# Direction
Your task is to repeat the entries word for word while leaving out the pictures.

# Information shown
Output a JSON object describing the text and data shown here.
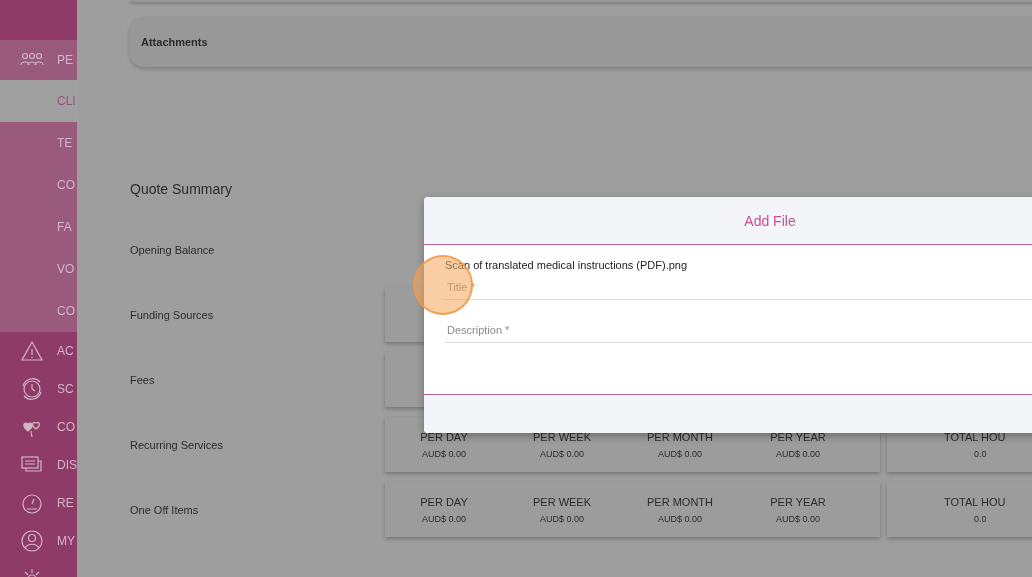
{
  "sidebar": {
    "items": [
      {
        "label": "PE",
        "expanded": true,
        "children": [
          {
            "label": "CLI",
            "selected": true
          },
          {
            "label": "TE",
            "selected": false
          },
          {
            "label": "CO",
            "selected": false
          },
          {
            "label": "FA",
            "selected": false
          },
          {
            "label": "VO",
            "selected": false
          },
          {
            "label": "CO",
            "selected": false
          }
        ]
      },
      {
        "label": "AC"
      },
      {
        "label": "SC"
      },
      {
        "label": "CO"
      },
      {
        "label": "DIS"
      },
      {
        "label": "RE"
      },
      {
        "label": "MY"
      }
    ]
  },
  "attachments_card": {
    "title": "Attachments"
  },
  "quote_summary": {
    "title": "Quote Summary",
    "rows": [
      {
        "label": "Opening Balance",
        "kind": "plain"
      },
      {
        "label": "Funding Sources",
        "kind": "cards"
      },
      {
        "label": "Fees",
        "kind": "cards"
      },
      {
        "label": "Recurring Services",
        "kind": "amounts",
        "periods": [
          {
            "label": "PER DAY",
            "value": "AUD$ 0.00"
          },
          {
            "label": "PER WEEK",
            "value": "AUD$ 0.00"
          },
          {
            "label": "PER MONTH",
            "value": "AUD$ 0.00"
          },
          {
            "label": "PER YEAR",
            "value": "AUD$ 0.00"
          }
        ],
        "total": {
          "label": "TOTAL HOU",
          "value": "0.0"
        }
      },
      {
        "label": "One Off Items",
        "kind": "amounts",
        "periods": [
          {
            "label": "PER DAY",
            "value": "AUD$ 0.00"
          },
          {
            "label": "PER WEEK",
            "value": "AUD$ 0.00"
          },
          {
            "label": "PER MONTH",
            "value": "AUD$ 0.00"
          },
          {
            "label": "PER YEAR",
            "value": "AUD$ 0.00"
          }
        ],
        "total": {
          "label": "TOTAL HOU",
          "value": "0.0"
        }
      }
    ]
  },
  "modal": {
    "title": "Add File",
    "file_name": "Scan of translated medical instructions (PDF).png",
    "fields": [
      {
        "placeholder": "Title *"
      },
      {
        "placeholder": "Description *"
      }
    ]
  }
}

# Written solution
Output a JSON object describing the text and data shown here.
{
  "sidebar": {
    "items": [
      {
        "label": "PE",
        "expanded": true,
        "children": [
          {
            "label": "CLI",
            "selected": true
          },
          {
            "label": "TE",
            "selected": false
          },
          {
            "label": "CO",
            "selected": false
          },
          {
            "label": "FA",
            "selected": false
          },
          {
            "label": "VO",
            "selected": false
          },
          {
            "label": "CO",
            "selected": false
          }
        ]
      },
      {
        "label": "AC"
      },
      {
        "label": "SC"
      },
      {
        "label": "CO"
      },
      {
        "label": "DIS"
      },
      {
        "label": "RE"
      },
      {
        "label": "MY"
      }
    ]
  },
  "attachments_card": {
    "title": "Attachments"
  },
  "quote_summary": {
    "title": "Quote Summary",
    "rows": [
      {
        "label": "Opening Balance",
        "kind": "plain"
      },
      {
        "label": "Funding Sources",
        "kind": "cards"
      },
      {
        "label": "Fees",
        "kind": "cards"
      },
      {
        "label": "Recurring Services",
        "kind": "amounts",
        "periods": [
          {
            "label": "PER DAY",
            "value": "AUD$ 0.00"
          },
          {
            "label": "PER WEEK",
            "value": "AUD$ 0.00"
          },
          {
            "label": "PER MONTH",
            "value": "AUD$ 0.00"
          },
          {
            "label": "PER YEAR",
            "value": "AUD$ 0.00"
          }
        ],
        "total": {
          "label": "TOTAL HOU",
          "value": "0.0"
        }
      },
      {
        "label": "One Off Items",
        "kind": "amounts",
        "periods": [
          {
            "label": "PER DAY",
            "value": "AUD$ 0.00"
          },
          {
            "label": "PER WEEK",
            "value": "AUD$ 0.00"
          },
          {
            "label": "PER MONTH",
            "value": "AUD$ 0.00"
          },
          {
            "label": "PER YEAR",
            "value": "AUD$ 0.00"
          }
        ],
        "total": {
          "label": "TOTAL HOU",
          "value": "0.0"
        }
      }
    ]
  },
  "modal": {
    "title": "Add File",
    "file_name": "Scan of translated medical instructions (PDF).png",
    "fields": [
      {
        "placeholder": "Title *"
      },
      {
        "placeholder": "Description *"
      }
    ]
  }
}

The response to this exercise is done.